» **Work to complete**:
Among the entries, which lines carry the string "name"? Copy every one.

» **Data provided**:
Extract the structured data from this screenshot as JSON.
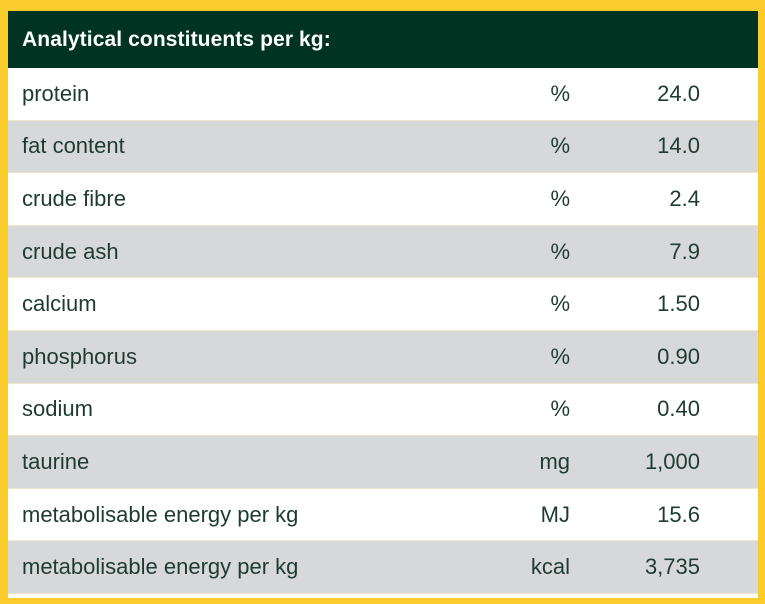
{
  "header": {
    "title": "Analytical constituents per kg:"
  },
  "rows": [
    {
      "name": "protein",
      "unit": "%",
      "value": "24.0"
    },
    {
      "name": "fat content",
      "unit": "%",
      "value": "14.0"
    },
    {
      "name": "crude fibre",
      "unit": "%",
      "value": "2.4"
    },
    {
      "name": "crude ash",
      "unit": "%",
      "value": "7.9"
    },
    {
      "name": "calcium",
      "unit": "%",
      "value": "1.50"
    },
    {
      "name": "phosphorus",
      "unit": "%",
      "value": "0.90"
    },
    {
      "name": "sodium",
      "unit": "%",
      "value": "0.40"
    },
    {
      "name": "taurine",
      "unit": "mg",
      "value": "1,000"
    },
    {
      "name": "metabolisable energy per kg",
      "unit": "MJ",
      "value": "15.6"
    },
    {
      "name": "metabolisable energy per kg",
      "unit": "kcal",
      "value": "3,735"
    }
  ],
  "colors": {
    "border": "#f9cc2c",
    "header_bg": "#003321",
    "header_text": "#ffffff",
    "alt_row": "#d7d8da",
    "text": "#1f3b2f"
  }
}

» **Exercise output**:
      "name": "protein",
      "name": "fat content",
      "name": "crude fibre",
      "name": "crude ash",
      "name": "calcium",
      "name": "phosphorus",
      "name": "sodium",
      "name": "taurine",
      "name": "metabolisable energy per kg",
      "name": "metabolisable energy per kg",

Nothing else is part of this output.